◆ **What you have to do**: Pick out every line holding the string "required" and copy it.

◆ **Data shown**:
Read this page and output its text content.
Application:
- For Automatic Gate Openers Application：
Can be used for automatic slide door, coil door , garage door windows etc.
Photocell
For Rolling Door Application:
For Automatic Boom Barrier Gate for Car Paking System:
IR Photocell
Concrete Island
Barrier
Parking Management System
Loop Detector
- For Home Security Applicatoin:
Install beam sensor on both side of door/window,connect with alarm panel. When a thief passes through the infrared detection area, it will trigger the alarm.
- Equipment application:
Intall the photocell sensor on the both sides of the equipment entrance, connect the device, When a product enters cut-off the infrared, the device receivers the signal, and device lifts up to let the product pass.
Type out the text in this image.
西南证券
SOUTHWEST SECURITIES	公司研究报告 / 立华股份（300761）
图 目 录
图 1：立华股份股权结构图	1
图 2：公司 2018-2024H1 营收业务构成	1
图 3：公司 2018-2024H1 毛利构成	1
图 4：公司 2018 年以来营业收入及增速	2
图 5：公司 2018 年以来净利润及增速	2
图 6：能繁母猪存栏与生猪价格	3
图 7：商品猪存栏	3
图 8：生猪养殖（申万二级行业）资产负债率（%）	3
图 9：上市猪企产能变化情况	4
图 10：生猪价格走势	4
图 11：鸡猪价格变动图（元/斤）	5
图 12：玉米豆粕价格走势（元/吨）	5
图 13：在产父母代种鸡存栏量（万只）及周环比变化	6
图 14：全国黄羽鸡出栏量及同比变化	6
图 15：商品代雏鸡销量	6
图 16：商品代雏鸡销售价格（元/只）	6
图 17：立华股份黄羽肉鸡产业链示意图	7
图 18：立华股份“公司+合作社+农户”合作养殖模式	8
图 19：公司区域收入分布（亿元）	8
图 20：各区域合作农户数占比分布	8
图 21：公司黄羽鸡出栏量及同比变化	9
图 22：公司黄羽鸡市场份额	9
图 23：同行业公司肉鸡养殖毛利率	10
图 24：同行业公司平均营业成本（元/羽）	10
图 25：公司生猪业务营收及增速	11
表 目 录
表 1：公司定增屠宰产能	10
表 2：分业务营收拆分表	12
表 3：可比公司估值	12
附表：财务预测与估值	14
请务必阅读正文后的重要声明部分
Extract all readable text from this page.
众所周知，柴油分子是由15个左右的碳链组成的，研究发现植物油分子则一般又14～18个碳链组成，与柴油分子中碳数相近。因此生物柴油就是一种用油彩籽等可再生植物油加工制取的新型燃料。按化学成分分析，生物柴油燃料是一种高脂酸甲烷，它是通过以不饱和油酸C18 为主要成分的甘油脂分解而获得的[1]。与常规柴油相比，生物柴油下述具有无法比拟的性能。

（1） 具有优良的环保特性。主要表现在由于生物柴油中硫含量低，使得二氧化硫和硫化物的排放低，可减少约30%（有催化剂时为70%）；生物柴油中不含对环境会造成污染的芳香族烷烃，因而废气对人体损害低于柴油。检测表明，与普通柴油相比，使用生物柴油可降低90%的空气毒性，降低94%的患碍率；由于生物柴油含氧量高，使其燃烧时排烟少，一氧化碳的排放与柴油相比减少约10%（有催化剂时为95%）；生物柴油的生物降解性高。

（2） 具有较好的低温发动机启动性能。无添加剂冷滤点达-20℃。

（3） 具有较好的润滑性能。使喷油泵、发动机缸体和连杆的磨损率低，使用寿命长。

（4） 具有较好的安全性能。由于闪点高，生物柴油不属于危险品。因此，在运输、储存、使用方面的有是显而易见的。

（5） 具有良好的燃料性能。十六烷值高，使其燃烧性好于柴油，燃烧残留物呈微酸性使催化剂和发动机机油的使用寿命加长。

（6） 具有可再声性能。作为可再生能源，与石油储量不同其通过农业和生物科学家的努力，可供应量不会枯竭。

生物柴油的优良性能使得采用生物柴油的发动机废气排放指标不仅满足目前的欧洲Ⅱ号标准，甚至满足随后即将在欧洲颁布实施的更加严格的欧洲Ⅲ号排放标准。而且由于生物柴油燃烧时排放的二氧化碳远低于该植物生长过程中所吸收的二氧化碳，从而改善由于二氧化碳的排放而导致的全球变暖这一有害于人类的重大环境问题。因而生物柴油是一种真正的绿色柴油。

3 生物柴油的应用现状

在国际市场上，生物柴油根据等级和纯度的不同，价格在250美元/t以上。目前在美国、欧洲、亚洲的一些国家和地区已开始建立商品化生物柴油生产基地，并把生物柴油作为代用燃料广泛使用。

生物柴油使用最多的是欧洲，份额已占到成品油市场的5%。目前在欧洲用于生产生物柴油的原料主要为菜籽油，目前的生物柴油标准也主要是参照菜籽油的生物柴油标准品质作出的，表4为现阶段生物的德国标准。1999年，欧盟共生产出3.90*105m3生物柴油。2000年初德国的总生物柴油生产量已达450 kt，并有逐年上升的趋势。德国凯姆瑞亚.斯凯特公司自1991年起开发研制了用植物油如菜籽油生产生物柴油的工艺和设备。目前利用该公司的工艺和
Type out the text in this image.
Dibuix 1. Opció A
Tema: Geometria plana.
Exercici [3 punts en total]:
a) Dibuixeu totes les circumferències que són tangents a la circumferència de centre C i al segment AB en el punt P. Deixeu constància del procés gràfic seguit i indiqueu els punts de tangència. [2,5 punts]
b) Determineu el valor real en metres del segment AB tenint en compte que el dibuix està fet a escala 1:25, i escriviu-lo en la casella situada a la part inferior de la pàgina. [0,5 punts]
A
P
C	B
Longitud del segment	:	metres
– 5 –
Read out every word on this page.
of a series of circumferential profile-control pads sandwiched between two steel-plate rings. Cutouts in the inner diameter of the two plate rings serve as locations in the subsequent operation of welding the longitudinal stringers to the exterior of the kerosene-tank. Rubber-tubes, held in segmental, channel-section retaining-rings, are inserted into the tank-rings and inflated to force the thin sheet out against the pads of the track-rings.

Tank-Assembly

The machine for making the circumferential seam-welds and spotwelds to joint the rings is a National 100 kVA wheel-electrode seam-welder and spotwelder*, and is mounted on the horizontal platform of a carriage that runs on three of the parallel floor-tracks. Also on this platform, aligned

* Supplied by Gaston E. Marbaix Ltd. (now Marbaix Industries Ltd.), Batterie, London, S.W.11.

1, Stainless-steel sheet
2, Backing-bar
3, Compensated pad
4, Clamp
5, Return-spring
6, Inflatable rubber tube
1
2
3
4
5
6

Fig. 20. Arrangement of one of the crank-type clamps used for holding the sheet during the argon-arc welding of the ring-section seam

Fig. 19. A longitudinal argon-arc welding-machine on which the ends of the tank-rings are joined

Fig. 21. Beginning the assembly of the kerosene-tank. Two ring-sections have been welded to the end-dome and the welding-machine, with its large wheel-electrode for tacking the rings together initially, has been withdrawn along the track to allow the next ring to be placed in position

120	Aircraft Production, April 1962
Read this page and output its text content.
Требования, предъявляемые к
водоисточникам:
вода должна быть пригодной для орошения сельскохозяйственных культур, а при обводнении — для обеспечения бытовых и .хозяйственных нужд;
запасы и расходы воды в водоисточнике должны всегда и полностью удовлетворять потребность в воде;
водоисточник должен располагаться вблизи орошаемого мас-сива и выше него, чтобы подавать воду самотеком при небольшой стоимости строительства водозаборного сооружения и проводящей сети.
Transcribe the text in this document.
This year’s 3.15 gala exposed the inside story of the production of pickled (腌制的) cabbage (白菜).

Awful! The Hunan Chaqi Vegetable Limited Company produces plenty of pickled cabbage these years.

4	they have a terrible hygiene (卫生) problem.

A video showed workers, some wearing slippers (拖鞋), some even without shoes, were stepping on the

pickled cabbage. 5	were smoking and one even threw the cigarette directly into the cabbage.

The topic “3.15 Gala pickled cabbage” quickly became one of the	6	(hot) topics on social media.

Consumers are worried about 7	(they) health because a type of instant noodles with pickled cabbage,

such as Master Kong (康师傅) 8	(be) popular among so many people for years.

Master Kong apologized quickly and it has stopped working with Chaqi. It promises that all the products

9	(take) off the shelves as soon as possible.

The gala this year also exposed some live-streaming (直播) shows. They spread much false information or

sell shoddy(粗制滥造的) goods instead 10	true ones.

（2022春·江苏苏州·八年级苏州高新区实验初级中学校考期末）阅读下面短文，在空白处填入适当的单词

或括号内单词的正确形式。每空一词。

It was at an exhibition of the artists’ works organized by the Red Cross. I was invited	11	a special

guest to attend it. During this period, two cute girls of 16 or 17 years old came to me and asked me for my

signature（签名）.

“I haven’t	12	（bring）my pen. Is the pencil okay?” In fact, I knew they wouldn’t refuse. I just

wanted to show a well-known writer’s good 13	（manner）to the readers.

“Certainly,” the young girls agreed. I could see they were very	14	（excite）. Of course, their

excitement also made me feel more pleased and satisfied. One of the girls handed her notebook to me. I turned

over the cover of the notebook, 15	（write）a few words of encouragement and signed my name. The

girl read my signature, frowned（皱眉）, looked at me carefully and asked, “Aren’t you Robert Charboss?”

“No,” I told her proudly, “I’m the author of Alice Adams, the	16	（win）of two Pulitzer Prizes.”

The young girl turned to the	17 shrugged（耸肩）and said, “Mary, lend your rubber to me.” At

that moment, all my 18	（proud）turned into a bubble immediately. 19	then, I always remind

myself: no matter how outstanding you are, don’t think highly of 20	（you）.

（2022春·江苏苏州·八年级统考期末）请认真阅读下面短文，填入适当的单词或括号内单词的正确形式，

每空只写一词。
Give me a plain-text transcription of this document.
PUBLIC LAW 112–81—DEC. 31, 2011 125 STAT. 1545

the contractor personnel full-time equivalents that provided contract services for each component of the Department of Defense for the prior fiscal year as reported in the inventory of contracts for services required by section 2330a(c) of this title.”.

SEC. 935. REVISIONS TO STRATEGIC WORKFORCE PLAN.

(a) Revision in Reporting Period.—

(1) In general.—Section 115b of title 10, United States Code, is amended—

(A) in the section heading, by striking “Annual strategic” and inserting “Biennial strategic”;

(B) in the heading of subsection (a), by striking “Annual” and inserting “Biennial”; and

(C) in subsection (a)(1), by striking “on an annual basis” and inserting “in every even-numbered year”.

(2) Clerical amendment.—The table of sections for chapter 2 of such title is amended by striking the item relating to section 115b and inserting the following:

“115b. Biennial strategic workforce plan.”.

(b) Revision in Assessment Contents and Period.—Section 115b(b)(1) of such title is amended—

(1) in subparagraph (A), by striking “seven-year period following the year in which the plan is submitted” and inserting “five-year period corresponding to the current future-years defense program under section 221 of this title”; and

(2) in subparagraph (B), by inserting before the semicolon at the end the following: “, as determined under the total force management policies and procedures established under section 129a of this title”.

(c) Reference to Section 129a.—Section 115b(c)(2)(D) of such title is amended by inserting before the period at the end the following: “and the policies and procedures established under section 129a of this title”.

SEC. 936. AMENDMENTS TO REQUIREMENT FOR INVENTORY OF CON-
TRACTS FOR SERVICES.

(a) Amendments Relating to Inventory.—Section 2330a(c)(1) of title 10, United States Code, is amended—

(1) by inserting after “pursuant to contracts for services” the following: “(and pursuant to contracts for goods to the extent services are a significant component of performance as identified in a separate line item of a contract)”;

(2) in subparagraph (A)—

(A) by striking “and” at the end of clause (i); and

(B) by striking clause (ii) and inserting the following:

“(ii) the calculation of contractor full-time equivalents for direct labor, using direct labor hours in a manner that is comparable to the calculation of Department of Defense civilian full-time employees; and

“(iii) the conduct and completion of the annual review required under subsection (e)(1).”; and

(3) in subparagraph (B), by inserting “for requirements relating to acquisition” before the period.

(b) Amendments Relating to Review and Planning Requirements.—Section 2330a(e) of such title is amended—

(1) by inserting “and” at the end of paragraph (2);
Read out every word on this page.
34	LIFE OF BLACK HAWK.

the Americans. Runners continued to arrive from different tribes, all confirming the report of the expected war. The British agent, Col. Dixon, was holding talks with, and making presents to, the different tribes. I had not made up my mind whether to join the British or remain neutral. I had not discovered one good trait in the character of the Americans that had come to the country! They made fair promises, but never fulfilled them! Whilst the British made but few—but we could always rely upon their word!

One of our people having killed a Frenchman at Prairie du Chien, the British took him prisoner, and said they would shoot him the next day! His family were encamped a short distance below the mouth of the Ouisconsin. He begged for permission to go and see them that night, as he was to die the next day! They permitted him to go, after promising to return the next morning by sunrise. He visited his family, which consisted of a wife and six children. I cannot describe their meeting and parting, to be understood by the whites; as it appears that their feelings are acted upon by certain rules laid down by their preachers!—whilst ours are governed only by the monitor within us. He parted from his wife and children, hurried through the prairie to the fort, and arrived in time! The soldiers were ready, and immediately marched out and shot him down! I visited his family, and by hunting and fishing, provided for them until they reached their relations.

◆ **Exercise answer**:
the contractor personnel full-time equivalents that provided contract services for each component of the Department of Defense for the prior fiscal year as reported in the inventory of contracts for services required by section 2330a(c) of this title.”.
“(iii) the conduct and completion of the annual review required under subsection (e)(1).”; and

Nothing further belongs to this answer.